*Directions for this task*
Scan the data below. Pull out each line where "name" occurs.
################
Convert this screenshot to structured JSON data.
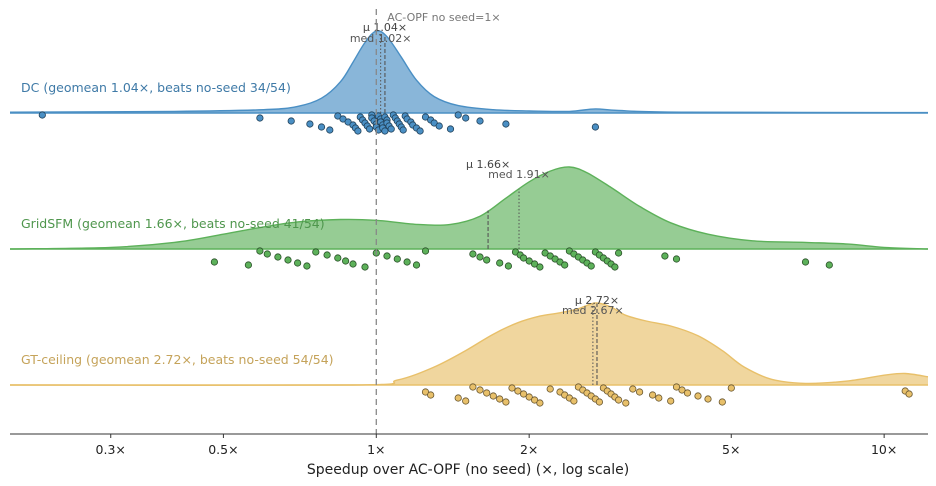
{
  "chart_data": {
    "type": "ridgeline-density",
    "title": "",
    "xlabel": "Speedup over AC-OPF (no seed) (×, log scale)",
    "ylabel": "",
    "x_scale": "log",
    "xlim": [
      0.19,
      12.2
    ],
    "xticks": [
      {
        "value": 0.3,
        "label": "0.3×"
      },
      {
        "value": 0.5,
        "label": "0.5×"
      },
      {
        "value": 1,
        "label": "1×"
      },
      {
        "value": 2,
        "label": "2×"
      },
      {
        "value": 5,
        "label": "5×"
      },
      {
        "value": 10,
        "label": "10×"
      }
    ],
    "grid": false,
    "reference_line": {
      "value": 1,
      "label": "AC-OPF no seed=1×"
    },
    "series": [
      {
        "name": "DC",
        "label": "DC (geomean 1.04×, beats no-seed 34/54)",
        "color": "#4a8fc4",
        "geomean": 1.04,
        "median": 1.02,
        "mean_label": "μ 1.04×",
        "median_label": "med 1.02×",
        "density": [
          [
            0.19,
            0.01
          ],
          [
            0.4,
            0.02
          ],
          [
            0.6,
            0.04
          ],
          [
            0.7,
            0.08
          ],
          [
            0.78,
            0.18
          ],
          [
            0.85,
            0.38
          ],
          [
            0.9,
            0.62
          ],
          [
            0.95,
            0.86
          ],
          [
            1.0,
            1.0
          ],
          [
            1.05,
            0.93
          ],
          [
            1.12,
            0.68
          ],
          [
            1.2,
            0.4
          ],
          [
            1.3,
            0.2
          ],
          [
            1.45,
            0.09
          ],
          [
            1.7,
            0.04
          ],
          [
            2.0,
            0.025
          ],
          [
            2.4,
            0.02
          ],
          [
            2.7,
            0.05
          ],
          [
            3.0,
            0.03
          ],
          [
            4.0,
            0.01
          ],
          [
            12.2,
            0.005
          ]
        ],
        "points": [
          0.22,
          0.59,
          0.68,
          0.74,
          0.78,
          0.81,
          0.84,
          0.86,
          0.88,
          0.9,
          0.91,
          0.92,
          0.93,
          0.94,
          0.95,
          0.96,
          0.97,
          0.98,
          0.98,
          0.99,
          1.0,
          1.0,
          1.01,
          1.01,
          1.02,
          1.02,
          1.03,
          1.03,
          1.04,
          1.04,
          1.05,
          1.05,
          1.06,
          1.07,
          1.08,
          1.09,
          1.1,
          1.11,
          1.12,
          1.13,
          1.14,
          1.15,
          1.17,
          1.18,
          1.2,
          1.22,
          1.25,
          1.28,
          1.3,
          1.33,
          1.4,
          1.45,
          1.5,
          1.6,
          1.8,
          2.7
        ]
      },
      {
        "name": "GridSFM",
        "label": "GridSFM (geomean 1.66×, beats no-seed 41/54)",
        "color": "#5db15a",
        "geomean": 1.66,
        "median": 1.91,
        "mean_label": "μ 1.66×",
        "median_label": "med 1.91×",
        "density": [
          [
            0.19,
            0.0
          ],
          [
            0.3,
            0.02
          ],
          [
            0.4,
            0.08
          ],
          [
            0.5,
            0.18
          ],
          [
            0.6,
            0.27
          ],
          [
            0.7,
            0.33
          ],
          [
            0.85,
            0.36
          ],
          [
            1.0,
            0.35
          ],
          [
            1.2,
            0.3
          ],
          [
            1.4,
            0.3
          ],
          [
            1.6,
            0.4
          ],
          [
            1.8,
            0.62
          ],
          [
            2.0,
            0.82
          ],
          [
            2.2,
            0.95
          ],
          [
            2.4,
            1.0
          ],
          [
            2.6,
            0.93
          ],
          [
            2.9,
            0.75
          ],
          [
            3.3,
            0.52
          ],
          [
            3.8,
            0.32
          ],
          [
            4.5,
            0.18
          ],
          [
            5.5,
            0.1
          ],
          [
            7.0,
            0.08
          ],
          [
            8.5,
            0.06
          ],
          [
            10.0,
            0.02
          ],
          [
            12.2,
            0.0
          ]
        ],
        "points": [
          0.48,
          0.56,
          0.59,
          0.61,
          0.64,
          0.67,
          0.7,
          0.73,
          0.76,
          0.8,
          0.84,
          0.87,
          0.9,
          0.95,
          1.0,
          1.05,
          1.1,
          1.15,
          1.2,
          1.25,
          1.55,
          1.6,
          1.65,
          1.75,
          1.82,
          1.88,
          1.92,
          1.95,
          2.0,
          2.05,
          2.1,
          2.15,
          2.2,
          2.25,
          2.3,
          2.35,
          2.4,
          2.45,
          2.5,
          2.55,
          2.6,
          2.65,
          2.7,
          2.75,
          2.8,
          2.85,
          2.9,
          2.95,
          3.0,
          3.7,
          3.9,
          7.0,
          7.8
        ]
      },
      {
        "name": "GT-ceiling",
        "label": "GT-ceiling (geomean 2.72×, beats no-seed 54/54)",
        "color": "#e8c06a",
        "geomean": 2.72,
        "median": 2.67,
        "mean_label": "μ 2.72×",
        "median_label": "med 2.67×",
        "density": [
          [
            0.19,
            0.0
          ],
          [
            0.9,
            0.0
          ],
          [
            1.1,
            0.06
          ],
          [
            1.3,
            0.22
          ],
          [
            1.5,
            0.42
          ],
          [
            1.7,
            0.62
          ],
          [
            1.9,
            0.76
          ],
          [
            2.1,
            0.84
          ],
          [
            2.3,
            0.88
          ],
          [
            2.5,
            0.93
          ],
          [
            2.7,
            1.0
          ],
          [
            2.9,
            0.95
          ],
          [
            3.1,
            0.85
          ],
          [
            3.4,
            0.78
          ],
          [
            3.8,
            0.72
          ],
          [
            4.3,
            0.6
          ],
          [
            4.8,
            0.42
          ],
          [
            5.3,
            0.22
          ],
          [
            6.0,
            0.07
          ],
          [
            7.0,
            0.02
          ],
          [
            8.5,
            0.05
          ],
          [
            10.0,
            0.12
          ],
          [
            11.0,
            0.14
          ],
          [
            12.2,
            0.1
          ]
        ],
        "points": [
          1.25,
          1.28,
          1.45,
          1.5,
          1.55,
          1.6,
          1.65,
          1.7,
          1.75,
          1.8,
          1.85,
          1.9,
          1.95,
          2.0,
          2.05,
          2.1,
          2.2,
          2.3,
          2.35,
          2.4,
          2.45,
          2.5,
          2.55,
          2.6,
          2.65,
          2.7,
          2.75,
          2.8,
          2.85,
          2.9,
          2.95,
          3.0,
          3.1,
          3.2,
          3.3,
          3.5,
          3.6,
          3.8,
          3.9,
          4.0,
          4.1,
          4.3,
          4.5,
          4.8,
          5.0,
          11.0,
          11.2
        ]
      }
    ]
  }
}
################
*Written response*
        "name": "DC",
        "name": "GridSFM",
        "name": "GT-ceiling",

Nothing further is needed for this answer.